### EXERCISE DESCRIPTION
Reproduce all records verbatim.

### DATA FOR THIS TASK
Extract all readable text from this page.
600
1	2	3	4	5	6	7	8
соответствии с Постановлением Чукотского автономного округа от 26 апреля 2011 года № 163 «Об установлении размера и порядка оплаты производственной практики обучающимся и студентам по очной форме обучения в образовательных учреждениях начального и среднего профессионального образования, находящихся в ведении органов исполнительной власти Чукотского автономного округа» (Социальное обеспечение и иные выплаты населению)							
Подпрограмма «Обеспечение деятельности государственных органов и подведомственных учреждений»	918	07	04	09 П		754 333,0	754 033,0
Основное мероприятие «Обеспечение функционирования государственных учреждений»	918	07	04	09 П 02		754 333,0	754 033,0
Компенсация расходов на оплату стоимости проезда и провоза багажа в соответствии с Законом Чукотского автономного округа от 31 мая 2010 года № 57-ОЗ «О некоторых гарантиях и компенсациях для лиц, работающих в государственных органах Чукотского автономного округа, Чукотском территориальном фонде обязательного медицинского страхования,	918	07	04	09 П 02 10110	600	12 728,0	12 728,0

### OUTPUT FOR THIS EXERCISE
Extract all readable text from this page.
600
1	2	3	4	5	6	7	8
соответствии с Постановлением Чукотского автономного округа от 26 апреля 2011 года № 163 «Об установлении размера и порядка оплаты производственной практики обучающимся и студентам по очной форме обучения в образовательных учреждениях начального и среднего профессионального образования, находящихся в ведении органов исполнительной власти Чукотского автономного округа» (Социальное обеспечение и иные выплаты населению)							
Подпрограмма «Обеспечение деятельности государственных органов и подведомственных учреждений»	918	07	04	09 П		754 333,0	754 033,0
Основное мероприятие «Обеспечение функционирования государственных учреждений»	918	07	04	09 П 02		754 333,0	754 033,0
Компенсация расходов на оплату стоимости проезда и провоза багажа в соответствии с Законом Чукотского автономного округа от 31 мая 2010 года № 57-ОЗ «О некоторых гарантиях и компенсациях для лиц, работающих в государственных органах Чукотского автономного округа, Чукотском территориальном фонде обязательного медицинского страхования,	918	07	04	09 П 02 10110	600	12 728,0	12 728,0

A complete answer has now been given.